### LIST OF TASKS
• a. In the lexical analysis text, what are the two stages of tokenization?
• b. Please continue the text on lexical analysis from its final sentence.

### DOCUMENT TEXT
* BEGIN *
Chapter 45 generalizes the recursive descent parsers to a set of parsing combinatiors.

44.3 Lexical Analysis

TODO: Lexical analyzer code, etc., probably needs to be updated to reflect handling of finite integer errors.

In computing science, lexical analysis [5] is typically the process of reading a sequence of characters from a language text and assembling the characters into a sequence of lexemes, the smallest meaningful syntactic units. In a natural language like English, the lexemes are typically the words of the language.

The output of lexical analysis is a sequence of lexical tokens (usually just called tokens). A token associates a syntactic category with a lexeme. In a natural language, the syntactic category may be the word’s part of speech (noun, verb, etc.).

We call the program that carries out the lexical analysis a lexical analyzer, lexer, tokenizer, or scanner. (However, the latter term actually refers to one phase of the overall process.)

In a programming language, the syntactic categories of tokens consist of entities such as identifiers, integer literals, and operators.

The “whitespace” characters such as blanks, tabs, and newlines are usually not tokens themselves. Instead, they are delimiters which define the boundaries of the other lexemes. However, in some programming languages, the end of a line or the indentation at the beginning of a line have implicit structural meaning in the language.

Consider the ELI Calculator language infix syntax. The character sequence

    30   +   ( x1 * 2)

includes seven tokens:

integer literal 30
addition operator +
left parenthesis symbol (
identifier x1
multiplication operator *
integer literal 2
right parenthesis symbol )

Tokenization has two stages—a scanner and an evaluator.

A scanner processes the character sequence and breaks it into lexeme strings. It usually recognizes a language corresponding to a regular grammar, one of the simplest classes of grammars, and is, hence, based on a finite state machine [2]. However, in some cases, a scanner may require more complex grammars and processors.

A token evaluator determines the syntactic category of the lexeme string and tags the token with this syntactic information.

Sometimes a lexical analyzer program combines the two stages into the same algorithm.

44.3.1 Prefix syntax

Now let’s consider a lexical analyzer for the prefix syntax for the ELI Calculator language.

File LexCalc.hs gives an example Haskell module that implements a lexical analyzer for this concrete syntax.

The ELI Calculator language’s prefix syntax includes the following syntactic categories: identifiers, keywords, integer literals, operators, left parenthesis, and right parenthesis.

The left and right parenthesis characters are the only lexemes in those two syntactic categories, respectively.

An identifier is the name for variable or other entity. We define an identifier to begin with an alphabetic or underscore character and include all contiguous alphabetic, numeric, or underscore characters that follow. It is delimited by a whitespace or another character not allowed in an identifier.

As a sequence of characters, a keyword is just an identifier in this language, so the scanner does not distinguish between two categories. The lexical analyzer subsequently separates out keywords by checking each identifier against the list of keywords.

An integer literal begins with a numeric character and includes all contiguous numeric characters that follow. It is delimited by a whitespace or nonnumeric character.
* END *
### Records
* BEGIN *
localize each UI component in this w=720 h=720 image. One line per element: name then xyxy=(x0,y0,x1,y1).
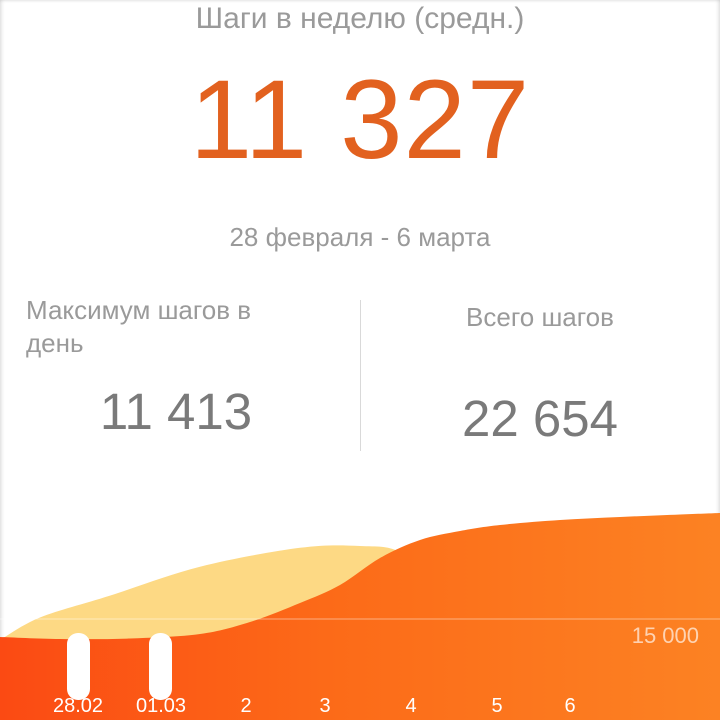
svg-text:4: 4 xyxy=(405,695,416,717)
svg-text:3: 3 xyxy=(319,695,330,717)
svg-text:5: 5 xyxy=(491,695,502,717)
svg-text:2: 2 xyxy=(240,695,251,717)
svg-text:28.02: 28.02 xyxy=(53,695,103,717)
svg-text:6: 6 xyxy=(564,695,575,717)
svg-text:01.03: 01.03 xyxy=(136,695,186,717)
svg-text:15 000: 15 000 xyxy=(632,623,699,648)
* END *
### RESPONSES
• a. A scanner and an evaluator.

• b.
We plan to extend this language with additional operators. To enable flexible use of the scanner, we design it to collect all contiguous characters from a list of supported operator characters. Of course, we exclude alphabetic, numeric, underscore, parentheses, and similar characters from the list for the prefix ELI Calculator language.

The lexer subsequently compares each scanned operator against a list of valid operators to remove invalid operators.

The language uses keywords in similar ways to operators, so the lexer also subsequently tags keywords as operators. The current lexical analyzer does not use the TokKey token category.

The LexCalc module defines a Token algebraic data type, defined below, to represent the lexical tokens. The constructors identify the various syntactic categories.

    import Values ( NumType, Name, toNumType ) 
    -- e.g., NumType = Int , Name = String 

    data Token = TokLeft          -- left parenthesis 
               | TokRight         -- right parenthesis 
               | TokNum NumType   -- unsigned integer literal 
               | TokId Name       -- names of variables, etc. 
               | TokOp Name       -- names of primitive functions 
               | TokKey Name      -- keywords (no use currently)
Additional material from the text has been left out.